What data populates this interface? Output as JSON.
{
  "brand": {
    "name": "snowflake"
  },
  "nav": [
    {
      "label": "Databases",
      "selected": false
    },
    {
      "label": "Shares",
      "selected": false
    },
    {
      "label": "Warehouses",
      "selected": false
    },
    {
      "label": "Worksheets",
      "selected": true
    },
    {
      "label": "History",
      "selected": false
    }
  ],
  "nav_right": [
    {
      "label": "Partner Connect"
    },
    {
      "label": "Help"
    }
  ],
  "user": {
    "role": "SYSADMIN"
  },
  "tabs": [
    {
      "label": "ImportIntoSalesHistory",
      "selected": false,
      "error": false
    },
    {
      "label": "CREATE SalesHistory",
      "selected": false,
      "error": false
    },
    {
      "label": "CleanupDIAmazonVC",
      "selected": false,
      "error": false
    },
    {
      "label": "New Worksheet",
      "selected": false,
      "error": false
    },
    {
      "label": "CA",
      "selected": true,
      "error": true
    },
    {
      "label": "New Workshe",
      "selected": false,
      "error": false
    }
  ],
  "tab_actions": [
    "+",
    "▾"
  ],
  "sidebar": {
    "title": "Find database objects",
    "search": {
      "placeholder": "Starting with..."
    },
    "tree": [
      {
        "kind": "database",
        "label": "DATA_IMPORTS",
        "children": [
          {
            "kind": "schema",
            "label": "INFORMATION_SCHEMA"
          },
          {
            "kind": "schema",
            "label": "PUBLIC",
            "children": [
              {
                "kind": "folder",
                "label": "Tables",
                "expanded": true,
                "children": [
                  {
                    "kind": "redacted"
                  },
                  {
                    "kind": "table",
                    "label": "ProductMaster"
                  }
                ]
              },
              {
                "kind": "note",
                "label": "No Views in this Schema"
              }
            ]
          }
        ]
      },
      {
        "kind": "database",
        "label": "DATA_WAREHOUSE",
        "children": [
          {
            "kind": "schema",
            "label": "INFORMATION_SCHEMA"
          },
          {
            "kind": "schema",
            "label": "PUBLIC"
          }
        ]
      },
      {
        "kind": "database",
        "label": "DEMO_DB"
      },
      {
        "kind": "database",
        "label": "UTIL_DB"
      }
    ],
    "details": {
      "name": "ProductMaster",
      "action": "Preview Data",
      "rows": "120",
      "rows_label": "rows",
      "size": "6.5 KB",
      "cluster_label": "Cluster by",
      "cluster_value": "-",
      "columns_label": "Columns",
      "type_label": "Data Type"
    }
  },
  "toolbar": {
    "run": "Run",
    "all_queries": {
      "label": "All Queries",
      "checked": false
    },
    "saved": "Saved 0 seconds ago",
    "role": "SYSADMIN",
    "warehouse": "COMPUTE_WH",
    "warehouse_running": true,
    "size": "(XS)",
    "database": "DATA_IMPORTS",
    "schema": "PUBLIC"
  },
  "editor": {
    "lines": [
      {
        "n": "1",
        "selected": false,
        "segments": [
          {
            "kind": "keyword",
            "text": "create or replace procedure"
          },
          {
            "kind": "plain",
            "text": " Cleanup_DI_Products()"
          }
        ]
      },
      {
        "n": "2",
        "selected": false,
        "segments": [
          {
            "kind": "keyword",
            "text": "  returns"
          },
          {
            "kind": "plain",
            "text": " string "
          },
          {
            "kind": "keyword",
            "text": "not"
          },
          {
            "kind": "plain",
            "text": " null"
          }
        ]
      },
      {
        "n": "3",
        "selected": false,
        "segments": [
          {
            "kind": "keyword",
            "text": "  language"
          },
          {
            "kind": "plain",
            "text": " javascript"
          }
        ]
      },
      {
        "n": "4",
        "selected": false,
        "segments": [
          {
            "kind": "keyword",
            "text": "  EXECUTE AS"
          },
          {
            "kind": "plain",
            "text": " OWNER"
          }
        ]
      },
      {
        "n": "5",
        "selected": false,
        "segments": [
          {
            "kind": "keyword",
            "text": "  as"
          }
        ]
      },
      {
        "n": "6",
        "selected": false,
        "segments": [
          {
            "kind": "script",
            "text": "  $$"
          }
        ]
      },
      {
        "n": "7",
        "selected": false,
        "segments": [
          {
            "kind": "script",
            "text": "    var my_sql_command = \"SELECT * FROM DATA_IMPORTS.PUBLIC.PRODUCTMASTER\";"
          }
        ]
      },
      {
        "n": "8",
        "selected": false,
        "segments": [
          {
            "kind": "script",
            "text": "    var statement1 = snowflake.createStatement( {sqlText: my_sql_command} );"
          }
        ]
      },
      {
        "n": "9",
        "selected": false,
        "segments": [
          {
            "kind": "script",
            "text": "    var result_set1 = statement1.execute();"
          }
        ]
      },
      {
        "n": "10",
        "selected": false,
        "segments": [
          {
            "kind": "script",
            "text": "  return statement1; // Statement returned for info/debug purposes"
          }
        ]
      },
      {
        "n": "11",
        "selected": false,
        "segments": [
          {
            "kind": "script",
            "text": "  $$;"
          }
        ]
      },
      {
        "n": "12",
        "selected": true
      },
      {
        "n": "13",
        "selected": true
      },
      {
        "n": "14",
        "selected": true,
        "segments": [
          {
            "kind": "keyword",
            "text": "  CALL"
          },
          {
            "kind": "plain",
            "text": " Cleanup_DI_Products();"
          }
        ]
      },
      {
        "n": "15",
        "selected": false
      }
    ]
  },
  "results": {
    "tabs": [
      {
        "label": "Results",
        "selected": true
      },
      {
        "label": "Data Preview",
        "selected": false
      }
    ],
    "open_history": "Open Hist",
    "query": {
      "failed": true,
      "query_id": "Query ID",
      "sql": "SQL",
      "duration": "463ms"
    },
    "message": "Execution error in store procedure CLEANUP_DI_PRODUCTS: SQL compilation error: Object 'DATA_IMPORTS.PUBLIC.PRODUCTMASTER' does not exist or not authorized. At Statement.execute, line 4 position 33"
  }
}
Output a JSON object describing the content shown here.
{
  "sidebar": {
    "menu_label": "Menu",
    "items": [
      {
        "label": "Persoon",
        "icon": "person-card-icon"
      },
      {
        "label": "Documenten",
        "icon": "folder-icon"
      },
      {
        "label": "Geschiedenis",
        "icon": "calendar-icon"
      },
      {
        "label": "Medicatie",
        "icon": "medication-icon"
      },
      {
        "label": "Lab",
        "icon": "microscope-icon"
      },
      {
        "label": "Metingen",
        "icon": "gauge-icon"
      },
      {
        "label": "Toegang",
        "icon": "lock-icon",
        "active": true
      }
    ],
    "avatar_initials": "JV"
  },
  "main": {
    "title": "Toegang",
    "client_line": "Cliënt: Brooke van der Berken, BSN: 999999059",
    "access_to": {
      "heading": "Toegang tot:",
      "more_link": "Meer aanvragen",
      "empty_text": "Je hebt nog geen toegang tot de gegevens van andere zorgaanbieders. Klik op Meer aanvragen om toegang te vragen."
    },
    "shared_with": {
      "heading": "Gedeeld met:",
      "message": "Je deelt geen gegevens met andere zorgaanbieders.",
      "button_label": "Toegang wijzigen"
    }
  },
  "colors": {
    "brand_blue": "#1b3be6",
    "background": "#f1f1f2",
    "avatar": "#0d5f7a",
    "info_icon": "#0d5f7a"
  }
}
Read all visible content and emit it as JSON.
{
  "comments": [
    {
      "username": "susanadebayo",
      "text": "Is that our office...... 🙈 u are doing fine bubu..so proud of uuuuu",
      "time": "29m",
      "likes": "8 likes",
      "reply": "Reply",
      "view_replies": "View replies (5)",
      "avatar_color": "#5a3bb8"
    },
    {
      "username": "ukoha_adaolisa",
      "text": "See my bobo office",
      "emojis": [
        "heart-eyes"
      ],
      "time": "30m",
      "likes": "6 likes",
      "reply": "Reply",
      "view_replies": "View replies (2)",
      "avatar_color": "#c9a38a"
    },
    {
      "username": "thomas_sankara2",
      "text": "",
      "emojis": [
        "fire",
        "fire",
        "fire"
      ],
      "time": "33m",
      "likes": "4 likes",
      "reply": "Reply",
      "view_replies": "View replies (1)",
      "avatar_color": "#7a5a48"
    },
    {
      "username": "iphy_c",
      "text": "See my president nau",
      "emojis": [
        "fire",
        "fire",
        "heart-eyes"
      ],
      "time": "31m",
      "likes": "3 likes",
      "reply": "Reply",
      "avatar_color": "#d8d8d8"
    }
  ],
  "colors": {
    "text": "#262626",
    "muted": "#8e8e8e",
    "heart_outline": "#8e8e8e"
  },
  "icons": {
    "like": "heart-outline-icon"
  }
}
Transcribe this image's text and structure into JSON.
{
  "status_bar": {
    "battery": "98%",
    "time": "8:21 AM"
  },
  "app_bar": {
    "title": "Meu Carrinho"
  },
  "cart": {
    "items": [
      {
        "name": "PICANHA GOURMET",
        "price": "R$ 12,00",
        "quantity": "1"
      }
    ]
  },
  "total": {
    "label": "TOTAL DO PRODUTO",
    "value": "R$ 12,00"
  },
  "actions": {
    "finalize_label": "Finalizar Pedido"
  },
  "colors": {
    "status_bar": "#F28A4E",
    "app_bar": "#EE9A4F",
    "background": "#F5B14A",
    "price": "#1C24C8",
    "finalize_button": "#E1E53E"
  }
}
■ ■ ■ ■ ■ ■ ■
**OBJECTIVE**
Search the records for the word "username". Copy every line that has it.

**PROBLEM SOLUTION**
      "username": "susanadebayo",
      "username": "ukoha_adaolisa",
      "username": "thomas_sankara2",
      "username": "iphy_c",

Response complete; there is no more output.